§ **PROBLEM DETAILS**
Collect every line in the records below that contains the word "this".

---------- MATERIALS PROVIDED

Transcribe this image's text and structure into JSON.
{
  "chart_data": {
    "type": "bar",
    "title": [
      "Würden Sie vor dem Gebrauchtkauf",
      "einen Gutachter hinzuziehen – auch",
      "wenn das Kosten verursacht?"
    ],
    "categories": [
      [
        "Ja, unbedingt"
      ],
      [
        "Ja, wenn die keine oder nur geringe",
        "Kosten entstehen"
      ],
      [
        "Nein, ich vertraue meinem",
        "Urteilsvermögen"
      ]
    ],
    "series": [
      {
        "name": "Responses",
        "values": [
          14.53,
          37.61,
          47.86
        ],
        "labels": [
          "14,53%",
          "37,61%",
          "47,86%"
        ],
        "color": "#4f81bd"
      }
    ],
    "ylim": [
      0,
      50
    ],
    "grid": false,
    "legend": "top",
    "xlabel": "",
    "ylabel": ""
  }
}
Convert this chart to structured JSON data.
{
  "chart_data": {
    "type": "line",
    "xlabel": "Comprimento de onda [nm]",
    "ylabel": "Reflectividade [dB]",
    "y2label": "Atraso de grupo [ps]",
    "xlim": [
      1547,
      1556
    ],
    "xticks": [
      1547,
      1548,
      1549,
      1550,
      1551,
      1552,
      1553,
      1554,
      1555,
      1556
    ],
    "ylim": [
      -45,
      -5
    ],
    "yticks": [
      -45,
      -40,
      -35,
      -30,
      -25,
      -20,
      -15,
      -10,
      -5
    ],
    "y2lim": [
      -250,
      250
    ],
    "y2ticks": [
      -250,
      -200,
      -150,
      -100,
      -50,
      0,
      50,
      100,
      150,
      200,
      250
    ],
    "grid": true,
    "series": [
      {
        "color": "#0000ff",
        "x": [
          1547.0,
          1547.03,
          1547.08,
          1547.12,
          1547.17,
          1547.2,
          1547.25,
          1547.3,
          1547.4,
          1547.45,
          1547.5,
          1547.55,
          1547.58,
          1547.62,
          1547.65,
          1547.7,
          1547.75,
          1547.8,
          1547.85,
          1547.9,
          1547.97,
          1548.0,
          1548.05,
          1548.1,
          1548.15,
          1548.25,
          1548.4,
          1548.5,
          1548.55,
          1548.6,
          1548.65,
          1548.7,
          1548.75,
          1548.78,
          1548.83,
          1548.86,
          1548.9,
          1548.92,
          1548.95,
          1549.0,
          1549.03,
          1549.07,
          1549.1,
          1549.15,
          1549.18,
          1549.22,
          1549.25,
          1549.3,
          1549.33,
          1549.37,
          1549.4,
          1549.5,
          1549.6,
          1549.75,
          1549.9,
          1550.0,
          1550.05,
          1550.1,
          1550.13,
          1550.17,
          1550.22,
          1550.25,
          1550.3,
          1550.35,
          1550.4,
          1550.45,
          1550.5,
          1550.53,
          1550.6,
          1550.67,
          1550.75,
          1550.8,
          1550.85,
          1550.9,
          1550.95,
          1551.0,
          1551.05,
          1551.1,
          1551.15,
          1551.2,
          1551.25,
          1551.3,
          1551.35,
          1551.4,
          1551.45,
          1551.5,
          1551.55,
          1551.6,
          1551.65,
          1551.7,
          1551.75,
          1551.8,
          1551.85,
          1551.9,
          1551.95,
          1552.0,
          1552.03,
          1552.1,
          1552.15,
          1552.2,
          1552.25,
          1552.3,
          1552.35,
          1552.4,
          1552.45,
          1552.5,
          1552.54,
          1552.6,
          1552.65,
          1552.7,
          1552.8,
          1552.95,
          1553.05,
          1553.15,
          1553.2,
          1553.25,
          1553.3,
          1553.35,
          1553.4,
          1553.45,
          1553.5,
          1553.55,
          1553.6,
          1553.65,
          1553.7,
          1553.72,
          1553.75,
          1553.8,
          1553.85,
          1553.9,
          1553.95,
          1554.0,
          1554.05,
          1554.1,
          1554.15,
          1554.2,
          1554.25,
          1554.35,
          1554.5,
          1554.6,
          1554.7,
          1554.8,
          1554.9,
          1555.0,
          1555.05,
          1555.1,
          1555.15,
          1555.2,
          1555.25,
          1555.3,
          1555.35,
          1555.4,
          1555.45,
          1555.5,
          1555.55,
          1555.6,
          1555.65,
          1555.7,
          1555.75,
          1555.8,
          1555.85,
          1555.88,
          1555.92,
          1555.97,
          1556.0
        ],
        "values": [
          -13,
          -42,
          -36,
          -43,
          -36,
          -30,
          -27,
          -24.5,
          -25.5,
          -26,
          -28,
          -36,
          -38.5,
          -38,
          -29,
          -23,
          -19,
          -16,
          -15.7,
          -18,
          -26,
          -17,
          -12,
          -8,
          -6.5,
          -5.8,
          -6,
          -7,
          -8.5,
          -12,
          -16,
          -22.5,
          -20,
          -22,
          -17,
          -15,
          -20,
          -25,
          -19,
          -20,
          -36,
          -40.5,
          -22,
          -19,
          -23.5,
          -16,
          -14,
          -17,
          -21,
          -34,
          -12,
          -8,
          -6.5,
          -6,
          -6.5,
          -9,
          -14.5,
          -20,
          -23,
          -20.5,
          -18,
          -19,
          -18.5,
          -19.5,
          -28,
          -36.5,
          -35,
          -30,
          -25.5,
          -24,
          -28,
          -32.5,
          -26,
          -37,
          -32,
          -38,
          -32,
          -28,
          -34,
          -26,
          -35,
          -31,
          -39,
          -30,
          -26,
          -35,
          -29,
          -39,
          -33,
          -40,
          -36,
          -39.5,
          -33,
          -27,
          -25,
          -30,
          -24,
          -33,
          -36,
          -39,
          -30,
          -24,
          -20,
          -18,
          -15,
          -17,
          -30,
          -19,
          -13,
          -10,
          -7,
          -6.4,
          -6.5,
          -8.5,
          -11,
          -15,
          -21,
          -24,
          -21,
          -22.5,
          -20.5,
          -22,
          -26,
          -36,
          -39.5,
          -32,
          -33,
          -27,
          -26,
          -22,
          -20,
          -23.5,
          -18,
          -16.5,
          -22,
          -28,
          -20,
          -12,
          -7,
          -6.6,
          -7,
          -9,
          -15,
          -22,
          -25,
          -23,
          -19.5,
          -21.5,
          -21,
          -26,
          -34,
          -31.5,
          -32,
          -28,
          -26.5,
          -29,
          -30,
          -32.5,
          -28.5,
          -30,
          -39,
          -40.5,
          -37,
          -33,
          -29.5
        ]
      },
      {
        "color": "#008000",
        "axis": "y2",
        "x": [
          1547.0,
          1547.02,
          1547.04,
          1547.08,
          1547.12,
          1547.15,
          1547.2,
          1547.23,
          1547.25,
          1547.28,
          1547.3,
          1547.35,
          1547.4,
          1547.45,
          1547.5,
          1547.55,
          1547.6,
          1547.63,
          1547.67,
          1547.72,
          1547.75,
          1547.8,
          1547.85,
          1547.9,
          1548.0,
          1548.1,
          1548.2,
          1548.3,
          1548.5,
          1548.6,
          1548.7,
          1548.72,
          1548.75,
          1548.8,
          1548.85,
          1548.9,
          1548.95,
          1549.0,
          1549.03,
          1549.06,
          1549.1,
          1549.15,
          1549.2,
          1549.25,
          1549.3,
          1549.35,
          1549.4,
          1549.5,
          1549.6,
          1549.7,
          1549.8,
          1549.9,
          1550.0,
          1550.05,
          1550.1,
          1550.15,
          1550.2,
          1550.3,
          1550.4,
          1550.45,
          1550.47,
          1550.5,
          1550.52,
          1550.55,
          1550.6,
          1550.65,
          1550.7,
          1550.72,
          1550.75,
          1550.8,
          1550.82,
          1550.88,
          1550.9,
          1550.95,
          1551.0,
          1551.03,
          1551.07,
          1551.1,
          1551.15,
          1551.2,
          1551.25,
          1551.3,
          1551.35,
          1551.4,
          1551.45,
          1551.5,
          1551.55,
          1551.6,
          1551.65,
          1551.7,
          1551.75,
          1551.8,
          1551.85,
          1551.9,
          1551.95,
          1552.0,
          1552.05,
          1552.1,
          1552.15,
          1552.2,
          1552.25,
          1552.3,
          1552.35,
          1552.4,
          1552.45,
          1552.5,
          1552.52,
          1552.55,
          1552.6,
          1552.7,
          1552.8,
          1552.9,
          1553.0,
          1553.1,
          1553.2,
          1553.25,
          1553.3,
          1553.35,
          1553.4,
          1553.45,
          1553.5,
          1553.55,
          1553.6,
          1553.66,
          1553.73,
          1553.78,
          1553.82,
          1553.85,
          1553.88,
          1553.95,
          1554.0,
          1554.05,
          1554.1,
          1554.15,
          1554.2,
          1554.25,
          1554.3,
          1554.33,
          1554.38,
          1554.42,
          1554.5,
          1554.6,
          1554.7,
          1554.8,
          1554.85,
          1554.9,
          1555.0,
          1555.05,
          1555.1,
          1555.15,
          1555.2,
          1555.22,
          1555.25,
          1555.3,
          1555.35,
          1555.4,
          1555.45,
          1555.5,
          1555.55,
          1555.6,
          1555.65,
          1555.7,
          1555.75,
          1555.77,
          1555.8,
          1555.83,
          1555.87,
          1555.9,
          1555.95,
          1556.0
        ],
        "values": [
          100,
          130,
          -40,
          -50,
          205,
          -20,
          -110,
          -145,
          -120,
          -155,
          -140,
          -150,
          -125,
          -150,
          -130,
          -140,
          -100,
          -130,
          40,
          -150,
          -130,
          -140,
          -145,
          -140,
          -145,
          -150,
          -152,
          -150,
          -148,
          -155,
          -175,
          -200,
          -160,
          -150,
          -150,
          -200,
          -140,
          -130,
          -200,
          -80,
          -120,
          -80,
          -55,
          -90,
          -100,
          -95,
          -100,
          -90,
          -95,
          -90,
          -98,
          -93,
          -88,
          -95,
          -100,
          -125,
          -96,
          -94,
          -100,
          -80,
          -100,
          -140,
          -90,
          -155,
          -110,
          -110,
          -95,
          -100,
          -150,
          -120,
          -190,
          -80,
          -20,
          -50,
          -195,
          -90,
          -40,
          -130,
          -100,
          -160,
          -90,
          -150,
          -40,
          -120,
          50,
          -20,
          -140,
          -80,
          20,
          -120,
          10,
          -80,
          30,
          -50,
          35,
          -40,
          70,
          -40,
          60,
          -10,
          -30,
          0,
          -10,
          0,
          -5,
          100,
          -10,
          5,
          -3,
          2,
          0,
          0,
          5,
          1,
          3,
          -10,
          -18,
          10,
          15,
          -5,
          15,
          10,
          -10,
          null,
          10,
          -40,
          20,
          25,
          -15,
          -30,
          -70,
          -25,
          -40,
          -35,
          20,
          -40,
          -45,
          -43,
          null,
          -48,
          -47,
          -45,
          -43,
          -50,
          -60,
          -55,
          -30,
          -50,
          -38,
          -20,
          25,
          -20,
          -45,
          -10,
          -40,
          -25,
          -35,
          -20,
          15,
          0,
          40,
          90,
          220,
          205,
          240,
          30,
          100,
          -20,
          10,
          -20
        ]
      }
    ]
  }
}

--------------------

§ **EXERCISE OUTPUT**
Transcribe this image's text and structure into JSON.
Convert this chart to structured JSON data.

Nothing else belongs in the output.